Figure data in JSON
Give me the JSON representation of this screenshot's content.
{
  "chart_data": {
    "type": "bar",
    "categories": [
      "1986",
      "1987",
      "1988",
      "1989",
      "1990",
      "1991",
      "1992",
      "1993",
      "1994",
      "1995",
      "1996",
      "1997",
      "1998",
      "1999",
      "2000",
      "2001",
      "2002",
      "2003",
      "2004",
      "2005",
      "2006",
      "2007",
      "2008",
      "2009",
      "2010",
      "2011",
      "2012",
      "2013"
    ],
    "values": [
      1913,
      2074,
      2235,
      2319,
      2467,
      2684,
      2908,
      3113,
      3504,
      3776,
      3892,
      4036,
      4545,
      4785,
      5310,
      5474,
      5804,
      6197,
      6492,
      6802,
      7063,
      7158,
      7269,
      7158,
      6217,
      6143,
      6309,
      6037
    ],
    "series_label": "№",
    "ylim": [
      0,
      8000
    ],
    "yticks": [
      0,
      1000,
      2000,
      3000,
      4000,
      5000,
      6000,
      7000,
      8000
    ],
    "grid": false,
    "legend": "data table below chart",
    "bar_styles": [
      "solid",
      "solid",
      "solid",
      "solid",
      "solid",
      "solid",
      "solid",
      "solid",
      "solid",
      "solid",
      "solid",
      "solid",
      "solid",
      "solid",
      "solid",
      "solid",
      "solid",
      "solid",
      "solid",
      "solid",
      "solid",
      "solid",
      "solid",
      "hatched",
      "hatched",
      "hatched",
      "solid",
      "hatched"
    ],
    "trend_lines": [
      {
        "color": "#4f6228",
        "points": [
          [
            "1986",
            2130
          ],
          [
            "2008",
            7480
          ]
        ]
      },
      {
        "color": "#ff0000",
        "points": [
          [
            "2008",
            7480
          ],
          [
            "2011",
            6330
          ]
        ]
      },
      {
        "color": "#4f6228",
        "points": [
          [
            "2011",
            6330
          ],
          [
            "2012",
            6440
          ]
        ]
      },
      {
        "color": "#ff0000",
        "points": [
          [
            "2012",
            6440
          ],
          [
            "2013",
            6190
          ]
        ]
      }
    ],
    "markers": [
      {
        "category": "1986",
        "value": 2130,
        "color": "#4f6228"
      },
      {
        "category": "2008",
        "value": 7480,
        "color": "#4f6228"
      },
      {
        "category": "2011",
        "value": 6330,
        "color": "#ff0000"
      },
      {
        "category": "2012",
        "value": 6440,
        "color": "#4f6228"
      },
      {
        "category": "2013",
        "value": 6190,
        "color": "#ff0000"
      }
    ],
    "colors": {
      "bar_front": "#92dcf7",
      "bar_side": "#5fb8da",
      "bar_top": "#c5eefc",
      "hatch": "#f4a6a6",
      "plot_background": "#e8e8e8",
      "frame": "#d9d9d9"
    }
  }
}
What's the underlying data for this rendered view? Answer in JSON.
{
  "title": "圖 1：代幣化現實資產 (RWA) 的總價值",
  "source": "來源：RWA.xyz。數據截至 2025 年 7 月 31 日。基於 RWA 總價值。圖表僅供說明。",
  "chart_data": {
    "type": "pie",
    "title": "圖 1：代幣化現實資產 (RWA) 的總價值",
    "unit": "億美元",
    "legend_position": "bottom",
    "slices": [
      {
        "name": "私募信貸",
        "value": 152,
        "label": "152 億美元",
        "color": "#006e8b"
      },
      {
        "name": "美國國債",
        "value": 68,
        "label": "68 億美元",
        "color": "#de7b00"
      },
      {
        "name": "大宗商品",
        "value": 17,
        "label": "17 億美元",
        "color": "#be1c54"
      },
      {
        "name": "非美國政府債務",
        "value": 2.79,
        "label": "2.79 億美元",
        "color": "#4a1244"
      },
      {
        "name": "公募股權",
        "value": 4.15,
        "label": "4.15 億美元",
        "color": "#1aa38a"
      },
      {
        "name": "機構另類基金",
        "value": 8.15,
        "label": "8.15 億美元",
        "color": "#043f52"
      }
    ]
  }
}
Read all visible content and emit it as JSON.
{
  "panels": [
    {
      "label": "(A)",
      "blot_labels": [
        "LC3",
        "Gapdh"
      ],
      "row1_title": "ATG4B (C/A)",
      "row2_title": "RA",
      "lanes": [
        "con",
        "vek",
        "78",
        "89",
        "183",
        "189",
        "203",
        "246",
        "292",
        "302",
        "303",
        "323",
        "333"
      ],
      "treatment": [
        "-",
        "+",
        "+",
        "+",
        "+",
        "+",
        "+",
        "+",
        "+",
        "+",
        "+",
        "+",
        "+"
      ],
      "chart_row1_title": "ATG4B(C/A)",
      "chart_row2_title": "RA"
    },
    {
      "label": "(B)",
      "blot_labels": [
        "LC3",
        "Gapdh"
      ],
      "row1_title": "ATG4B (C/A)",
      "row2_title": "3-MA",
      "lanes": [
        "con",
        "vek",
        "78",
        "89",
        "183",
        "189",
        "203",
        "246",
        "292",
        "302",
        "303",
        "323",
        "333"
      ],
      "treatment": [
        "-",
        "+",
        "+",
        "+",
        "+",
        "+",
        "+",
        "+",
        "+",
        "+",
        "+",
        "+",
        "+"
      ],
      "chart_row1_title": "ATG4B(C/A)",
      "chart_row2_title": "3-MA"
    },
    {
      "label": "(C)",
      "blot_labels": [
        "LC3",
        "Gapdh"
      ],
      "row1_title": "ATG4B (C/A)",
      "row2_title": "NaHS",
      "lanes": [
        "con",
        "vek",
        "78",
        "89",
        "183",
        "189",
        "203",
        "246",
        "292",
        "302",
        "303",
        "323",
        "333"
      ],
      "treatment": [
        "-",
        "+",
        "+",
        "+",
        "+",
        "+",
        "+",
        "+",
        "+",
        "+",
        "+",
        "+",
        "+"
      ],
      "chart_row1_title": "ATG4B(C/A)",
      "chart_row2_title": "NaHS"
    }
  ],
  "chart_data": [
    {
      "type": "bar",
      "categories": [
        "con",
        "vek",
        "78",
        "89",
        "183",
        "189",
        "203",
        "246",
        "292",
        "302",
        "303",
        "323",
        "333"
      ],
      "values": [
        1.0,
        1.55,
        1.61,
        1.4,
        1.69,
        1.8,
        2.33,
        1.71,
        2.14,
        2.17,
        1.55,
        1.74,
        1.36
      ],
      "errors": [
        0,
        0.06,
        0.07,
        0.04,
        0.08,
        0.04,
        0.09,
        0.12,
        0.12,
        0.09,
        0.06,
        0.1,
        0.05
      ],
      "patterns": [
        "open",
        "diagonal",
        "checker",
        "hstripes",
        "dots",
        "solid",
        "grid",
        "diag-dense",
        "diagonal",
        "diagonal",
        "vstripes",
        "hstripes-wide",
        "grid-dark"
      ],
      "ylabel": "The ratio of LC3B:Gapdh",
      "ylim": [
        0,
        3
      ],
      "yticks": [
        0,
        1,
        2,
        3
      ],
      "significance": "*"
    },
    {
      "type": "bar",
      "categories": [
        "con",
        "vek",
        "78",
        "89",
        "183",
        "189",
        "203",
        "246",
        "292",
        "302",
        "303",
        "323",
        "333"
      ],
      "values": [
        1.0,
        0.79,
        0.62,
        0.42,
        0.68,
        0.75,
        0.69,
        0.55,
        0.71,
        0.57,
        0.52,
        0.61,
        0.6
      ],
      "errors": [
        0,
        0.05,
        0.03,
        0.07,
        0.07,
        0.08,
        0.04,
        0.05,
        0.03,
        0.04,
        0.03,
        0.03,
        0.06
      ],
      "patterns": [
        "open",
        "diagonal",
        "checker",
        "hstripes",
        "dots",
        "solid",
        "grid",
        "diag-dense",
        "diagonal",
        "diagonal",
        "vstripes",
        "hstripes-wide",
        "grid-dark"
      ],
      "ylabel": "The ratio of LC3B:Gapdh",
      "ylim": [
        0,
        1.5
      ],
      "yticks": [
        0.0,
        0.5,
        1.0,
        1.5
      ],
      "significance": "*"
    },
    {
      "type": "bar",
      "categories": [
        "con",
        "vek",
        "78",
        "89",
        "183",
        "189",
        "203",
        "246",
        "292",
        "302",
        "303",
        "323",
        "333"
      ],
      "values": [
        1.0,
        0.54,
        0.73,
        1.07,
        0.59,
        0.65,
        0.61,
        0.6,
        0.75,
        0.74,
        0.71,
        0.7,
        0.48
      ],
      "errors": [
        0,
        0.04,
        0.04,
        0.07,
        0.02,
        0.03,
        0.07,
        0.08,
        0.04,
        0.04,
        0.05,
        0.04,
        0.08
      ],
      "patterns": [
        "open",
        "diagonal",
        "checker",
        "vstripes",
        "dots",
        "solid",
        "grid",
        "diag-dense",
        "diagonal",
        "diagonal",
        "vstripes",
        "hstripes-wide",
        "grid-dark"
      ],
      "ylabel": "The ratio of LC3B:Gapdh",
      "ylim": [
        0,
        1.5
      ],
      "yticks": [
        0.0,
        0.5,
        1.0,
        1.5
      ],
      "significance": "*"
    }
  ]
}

Instructions to follow — State how many lines of the listing include "的總價值", and nothing more.

Task solution — 2